_EXERCISE AIM_
Check every line of the data below for the string "JSON", and copy the ones that hold it.

_SUPPLIED ENTRIES_

☆ ☆ ☆ ☆

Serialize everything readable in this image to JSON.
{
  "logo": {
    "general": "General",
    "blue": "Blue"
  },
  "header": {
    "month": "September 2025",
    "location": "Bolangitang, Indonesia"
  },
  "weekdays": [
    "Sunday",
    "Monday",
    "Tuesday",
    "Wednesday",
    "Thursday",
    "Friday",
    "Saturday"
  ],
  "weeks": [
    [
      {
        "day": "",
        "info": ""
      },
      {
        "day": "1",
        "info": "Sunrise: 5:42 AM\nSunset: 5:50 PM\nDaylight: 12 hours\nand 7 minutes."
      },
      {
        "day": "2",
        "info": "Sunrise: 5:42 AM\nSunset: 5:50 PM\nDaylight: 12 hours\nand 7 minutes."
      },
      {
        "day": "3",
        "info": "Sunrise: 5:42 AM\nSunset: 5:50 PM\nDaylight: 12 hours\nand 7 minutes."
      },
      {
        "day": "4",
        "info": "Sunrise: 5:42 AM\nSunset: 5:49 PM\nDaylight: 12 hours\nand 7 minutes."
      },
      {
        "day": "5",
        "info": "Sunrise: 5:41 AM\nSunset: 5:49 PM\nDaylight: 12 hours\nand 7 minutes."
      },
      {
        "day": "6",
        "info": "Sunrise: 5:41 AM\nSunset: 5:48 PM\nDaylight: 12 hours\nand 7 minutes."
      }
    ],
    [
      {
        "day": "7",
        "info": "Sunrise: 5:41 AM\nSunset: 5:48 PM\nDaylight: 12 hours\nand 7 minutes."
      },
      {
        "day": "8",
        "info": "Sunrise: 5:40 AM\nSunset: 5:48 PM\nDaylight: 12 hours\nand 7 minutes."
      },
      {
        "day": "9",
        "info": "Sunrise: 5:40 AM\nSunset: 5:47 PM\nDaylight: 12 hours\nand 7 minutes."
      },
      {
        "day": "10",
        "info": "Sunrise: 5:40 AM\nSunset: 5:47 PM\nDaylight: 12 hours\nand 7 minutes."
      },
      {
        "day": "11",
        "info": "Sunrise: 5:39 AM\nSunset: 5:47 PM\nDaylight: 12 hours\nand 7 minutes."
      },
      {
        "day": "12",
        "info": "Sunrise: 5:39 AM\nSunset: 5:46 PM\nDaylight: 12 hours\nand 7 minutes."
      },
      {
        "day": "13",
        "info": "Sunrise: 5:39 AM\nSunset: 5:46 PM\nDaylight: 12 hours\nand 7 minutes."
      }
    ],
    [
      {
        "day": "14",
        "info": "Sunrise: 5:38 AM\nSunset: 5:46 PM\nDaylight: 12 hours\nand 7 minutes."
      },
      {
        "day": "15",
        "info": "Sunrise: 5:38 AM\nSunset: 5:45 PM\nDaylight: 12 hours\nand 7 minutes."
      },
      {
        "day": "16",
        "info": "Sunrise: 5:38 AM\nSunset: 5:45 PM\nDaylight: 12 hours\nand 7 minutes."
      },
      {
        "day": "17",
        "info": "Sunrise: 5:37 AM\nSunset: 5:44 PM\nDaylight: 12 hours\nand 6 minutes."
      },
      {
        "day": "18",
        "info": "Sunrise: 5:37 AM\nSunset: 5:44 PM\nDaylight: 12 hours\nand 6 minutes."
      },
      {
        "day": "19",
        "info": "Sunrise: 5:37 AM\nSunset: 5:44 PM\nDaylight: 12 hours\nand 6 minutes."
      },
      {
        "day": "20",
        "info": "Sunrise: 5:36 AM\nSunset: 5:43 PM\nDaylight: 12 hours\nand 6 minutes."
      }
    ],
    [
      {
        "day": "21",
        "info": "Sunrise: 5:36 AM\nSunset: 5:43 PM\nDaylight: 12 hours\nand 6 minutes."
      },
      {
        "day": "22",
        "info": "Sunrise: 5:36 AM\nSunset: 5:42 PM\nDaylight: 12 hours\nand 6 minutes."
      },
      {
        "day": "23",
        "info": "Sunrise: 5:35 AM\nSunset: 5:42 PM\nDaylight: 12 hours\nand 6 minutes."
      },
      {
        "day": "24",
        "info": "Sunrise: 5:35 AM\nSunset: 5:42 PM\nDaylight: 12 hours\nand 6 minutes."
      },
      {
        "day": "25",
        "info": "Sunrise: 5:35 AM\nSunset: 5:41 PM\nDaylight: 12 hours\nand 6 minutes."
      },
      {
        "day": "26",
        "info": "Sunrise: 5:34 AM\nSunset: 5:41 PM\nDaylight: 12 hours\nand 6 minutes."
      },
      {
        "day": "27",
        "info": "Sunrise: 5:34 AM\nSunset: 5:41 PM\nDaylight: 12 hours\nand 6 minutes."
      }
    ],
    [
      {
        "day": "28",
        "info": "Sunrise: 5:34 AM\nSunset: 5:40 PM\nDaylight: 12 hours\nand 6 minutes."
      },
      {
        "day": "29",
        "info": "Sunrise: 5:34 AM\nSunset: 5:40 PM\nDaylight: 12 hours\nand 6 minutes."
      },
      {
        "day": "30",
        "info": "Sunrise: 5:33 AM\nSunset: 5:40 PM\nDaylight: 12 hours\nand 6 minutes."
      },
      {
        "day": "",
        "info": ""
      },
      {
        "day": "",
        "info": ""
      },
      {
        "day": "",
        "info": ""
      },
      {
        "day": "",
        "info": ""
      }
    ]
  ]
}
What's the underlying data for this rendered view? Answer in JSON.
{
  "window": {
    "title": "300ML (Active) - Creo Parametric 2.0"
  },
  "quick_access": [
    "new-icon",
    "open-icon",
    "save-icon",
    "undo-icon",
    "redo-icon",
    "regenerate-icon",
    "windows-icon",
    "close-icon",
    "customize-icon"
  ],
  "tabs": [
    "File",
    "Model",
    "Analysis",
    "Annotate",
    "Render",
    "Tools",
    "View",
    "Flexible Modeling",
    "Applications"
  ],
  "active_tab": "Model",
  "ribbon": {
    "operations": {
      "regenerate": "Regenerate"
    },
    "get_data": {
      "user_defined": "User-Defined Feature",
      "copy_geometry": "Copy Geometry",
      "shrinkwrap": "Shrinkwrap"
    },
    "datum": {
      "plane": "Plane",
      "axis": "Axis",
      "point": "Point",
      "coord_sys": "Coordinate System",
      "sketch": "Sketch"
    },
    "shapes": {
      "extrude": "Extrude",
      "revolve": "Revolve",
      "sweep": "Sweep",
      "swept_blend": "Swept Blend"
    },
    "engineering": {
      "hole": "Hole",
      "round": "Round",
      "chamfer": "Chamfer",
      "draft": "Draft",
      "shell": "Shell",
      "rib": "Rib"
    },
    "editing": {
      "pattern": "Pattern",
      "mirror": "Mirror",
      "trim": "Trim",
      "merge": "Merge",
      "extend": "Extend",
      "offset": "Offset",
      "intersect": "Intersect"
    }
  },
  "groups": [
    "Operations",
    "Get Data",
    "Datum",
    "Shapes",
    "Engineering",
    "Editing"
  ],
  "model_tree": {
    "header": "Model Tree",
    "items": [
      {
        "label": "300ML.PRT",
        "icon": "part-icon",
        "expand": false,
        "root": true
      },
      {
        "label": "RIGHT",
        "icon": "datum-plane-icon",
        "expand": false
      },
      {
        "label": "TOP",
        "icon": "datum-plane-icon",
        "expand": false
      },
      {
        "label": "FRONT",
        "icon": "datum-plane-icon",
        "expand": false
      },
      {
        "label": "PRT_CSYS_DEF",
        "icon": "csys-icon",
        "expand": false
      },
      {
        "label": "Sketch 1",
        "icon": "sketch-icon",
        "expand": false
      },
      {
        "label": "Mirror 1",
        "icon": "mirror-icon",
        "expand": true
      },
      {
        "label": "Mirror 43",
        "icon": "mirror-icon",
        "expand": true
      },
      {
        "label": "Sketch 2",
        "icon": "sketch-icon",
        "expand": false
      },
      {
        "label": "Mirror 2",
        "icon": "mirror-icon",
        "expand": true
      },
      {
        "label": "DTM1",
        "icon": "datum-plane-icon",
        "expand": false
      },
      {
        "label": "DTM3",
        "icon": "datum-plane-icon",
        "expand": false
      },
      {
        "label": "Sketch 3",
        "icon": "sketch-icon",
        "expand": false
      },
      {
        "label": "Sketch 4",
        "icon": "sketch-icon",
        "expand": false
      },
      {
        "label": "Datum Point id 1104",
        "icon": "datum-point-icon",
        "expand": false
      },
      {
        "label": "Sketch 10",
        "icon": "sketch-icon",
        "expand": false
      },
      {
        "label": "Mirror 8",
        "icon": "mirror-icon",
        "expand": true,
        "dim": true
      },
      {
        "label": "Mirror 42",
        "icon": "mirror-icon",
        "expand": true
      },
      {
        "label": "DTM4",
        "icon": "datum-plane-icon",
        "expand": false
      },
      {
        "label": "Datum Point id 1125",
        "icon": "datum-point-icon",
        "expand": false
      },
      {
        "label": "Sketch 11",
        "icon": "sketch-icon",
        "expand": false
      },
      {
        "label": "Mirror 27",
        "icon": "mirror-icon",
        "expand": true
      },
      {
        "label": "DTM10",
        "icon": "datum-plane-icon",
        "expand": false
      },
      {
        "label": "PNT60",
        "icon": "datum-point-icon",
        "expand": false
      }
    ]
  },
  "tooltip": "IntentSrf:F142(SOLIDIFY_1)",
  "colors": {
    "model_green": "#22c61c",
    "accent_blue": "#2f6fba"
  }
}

☆ ☆ ☆ ☆

_WRITTEN ANSWER_
Serialize everything readable in this image to JSON.
What's the underlying data for this rendered view? Answer in JSON.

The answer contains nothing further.